ENUNCIADO 1: Según el fragmento sobre la autoridad y el aventurero, ¿a favor de quién está siempre la tendencia del club?

FRAGMENTO DEL DOCUMENTO:

——

La autoridad y el aventurero






l capítulo anterior estuvo dedicado al argumento que la ortodoxia no es tan sólo la única guardiana segura de la moralidad y el orden – como se afirma con frecuencia – sino que también es la guardiana lógica de la libertad, la innovación y el avance. Si queremos derrocar al próspero opresor, no podemos hacerlo con la nueva doctrina de la perfectibilidad humana; pero sí podemos hacerlo con la antigua doctrina del Pecado Original. Si queremos arrancar de raíz crueldades innatas o elevar poblaciones sojuzgadas, no podemos hacerlo con la teoría científica que sostiene que la materia tiene primacía por sobre la mente; pero podemos hacerlo con la teoría sobrenatural de que la mente tiene primacía por sobre la materia. Si queremos despertar en las personas la conciencia social y la incansable búsqueda de las buenas prácticas, no podremos hacer gran cosa insistiendo con el Dios Inmanente y con la Luz Interior; porque éstos, en el mejor de los casos, son motivos de gracia personal. Pero sí podemos ayudar mucho insistiendo con el Dios trascendente y con el resplandor que vuela y se escapa; porque eso significa descontento divino. Si queremos afirmar en forma especial la idea de un generoso contrapeso a una espantosa autocracia, instintivamente seremos trinitarios en lugar de unitaristas. Si deseamos que la civilización europea sea aventurera y salvadora, nos conviene insistir en que las almas se encuentran en real peligro y no en que el peligro, en última instancia, es irreal. Y si queremos exaltar a los marginados y a los crucificados, será mejor que pensemos en que el verdadero Dios fue crucificado y no en que lo fue un simple sabio o un héroe. Pero, por sobre todo, si queremos proteger a los pobres, tendremos que estar a favor de reglas bien establecidas y dogmas claros. Las reglas de un club están a veces a favor del socio pobre. La tendencia del club está siempre a favor del rico.

——

ENUNCIADO 2: Empezando por el inicio de las entradas y terminando en la línea que contiene "bar xyxy=(1009,524,1019,786)", reproduce esas líneas sustituyendo "data-label" por "value-label". Todo lo demás debe quedar sin cambios.

ENTRADAS PROPORCIONADAS:

——

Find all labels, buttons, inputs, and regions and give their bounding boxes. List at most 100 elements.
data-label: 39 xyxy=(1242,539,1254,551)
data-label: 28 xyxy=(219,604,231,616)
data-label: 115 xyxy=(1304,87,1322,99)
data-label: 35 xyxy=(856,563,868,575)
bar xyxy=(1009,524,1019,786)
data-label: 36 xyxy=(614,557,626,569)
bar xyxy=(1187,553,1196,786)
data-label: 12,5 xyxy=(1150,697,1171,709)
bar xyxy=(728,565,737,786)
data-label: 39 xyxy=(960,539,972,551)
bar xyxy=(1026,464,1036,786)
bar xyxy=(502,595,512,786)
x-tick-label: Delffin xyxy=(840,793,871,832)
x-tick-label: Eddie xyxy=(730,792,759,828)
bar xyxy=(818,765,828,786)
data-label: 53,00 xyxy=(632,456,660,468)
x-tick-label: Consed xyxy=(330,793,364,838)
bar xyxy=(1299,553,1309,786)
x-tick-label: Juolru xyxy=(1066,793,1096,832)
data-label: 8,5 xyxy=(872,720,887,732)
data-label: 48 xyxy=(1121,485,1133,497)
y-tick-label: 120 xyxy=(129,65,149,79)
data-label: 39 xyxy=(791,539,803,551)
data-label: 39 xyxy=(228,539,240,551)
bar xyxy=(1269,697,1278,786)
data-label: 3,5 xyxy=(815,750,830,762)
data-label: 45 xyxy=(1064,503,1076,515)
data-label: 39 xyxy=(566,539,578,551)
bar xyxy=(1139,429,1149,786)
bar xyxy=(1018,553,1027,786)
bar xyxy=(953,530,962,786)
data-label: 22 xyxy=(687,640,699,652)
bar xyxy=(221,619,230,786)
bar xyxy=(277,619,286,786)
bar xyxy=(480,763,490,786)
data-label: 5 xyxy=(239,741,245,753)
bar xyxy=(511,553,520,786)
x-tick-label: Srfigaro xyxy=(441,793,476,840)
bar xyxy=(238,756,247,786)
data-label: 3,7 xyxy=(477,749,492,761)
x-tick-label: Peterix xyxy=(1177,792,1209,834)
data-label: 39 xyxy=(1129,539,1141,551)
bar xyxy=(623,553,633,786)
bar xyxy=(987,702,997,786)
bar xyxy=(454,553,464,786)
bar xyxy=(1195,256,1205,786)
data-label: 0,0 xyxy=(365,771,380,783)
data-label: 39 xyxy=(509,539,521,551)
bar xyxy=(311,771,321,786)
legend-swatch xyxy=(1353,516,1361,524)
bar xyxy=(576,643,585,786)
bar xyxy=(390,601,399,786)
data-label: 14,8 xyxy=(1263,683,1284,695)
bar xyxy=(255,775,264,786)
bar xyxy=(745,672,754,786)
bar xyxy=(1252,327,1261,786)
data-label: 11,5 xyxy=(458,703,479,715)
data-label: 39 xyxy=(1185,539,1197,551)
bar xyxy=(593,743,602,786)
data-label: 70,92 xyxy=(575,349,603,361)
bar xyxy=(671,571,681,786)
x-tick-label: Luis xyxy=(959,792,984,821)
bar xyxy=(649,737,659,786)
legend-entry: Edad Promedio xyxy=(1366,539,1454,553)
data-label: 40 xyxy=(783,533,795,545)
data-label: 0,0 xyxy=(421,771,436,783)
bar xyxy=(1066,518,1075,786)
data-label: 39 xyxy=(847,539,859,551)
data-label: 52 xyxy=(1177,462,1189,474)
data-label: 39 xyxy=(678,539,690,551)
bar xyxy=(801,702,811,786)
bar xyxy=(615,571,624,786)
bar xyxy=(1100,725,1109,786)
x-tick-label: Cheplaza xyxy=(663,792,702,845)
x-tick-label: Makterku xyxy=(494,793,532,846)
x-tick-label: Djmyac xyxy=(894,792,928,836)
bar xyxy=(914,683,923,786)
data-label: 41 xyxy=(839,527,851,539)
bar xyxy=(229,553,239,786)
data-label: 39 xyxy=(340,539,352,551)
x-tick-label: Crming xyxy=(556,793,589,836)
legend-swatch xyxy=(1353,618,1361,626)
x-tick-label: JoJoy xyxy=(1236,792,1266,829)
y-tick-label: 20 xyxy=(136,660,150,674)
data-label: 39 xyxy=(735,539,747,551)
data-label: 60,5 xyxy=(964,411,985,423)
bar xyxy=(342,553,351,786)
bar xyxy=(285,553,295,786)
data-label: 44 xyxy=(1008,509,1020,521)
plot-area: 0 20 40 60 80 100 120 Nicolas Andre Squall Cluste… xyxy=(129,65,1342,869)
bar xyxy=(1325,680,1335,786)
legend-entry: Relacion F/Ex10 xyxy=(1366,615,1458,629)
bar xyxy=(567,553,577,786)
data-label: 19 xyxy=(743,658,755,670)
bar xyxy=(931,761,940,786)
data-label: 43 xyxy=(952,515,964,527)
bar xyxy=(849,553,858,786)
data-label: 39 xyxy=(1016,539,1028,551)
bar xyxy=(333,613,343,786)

——

SOLUCIÓN DESARROLLADA 1: A favor del rico.

SOLUCIÓN DESARROLLADA 2:
Find all labels, buttons, inputs, and regions and give their bounding boxes. List at most 100 elements.
value-label: 39 xyxy=(1242,539,1254,551)
value-label: 28 xyxy=(219,604,231,616)
value-label: 115 xyxy=(1304,87,1322,99)
value-label: 35 xyxy=(856,563,868,575)
bar xyxy=(1009,524,1019,786)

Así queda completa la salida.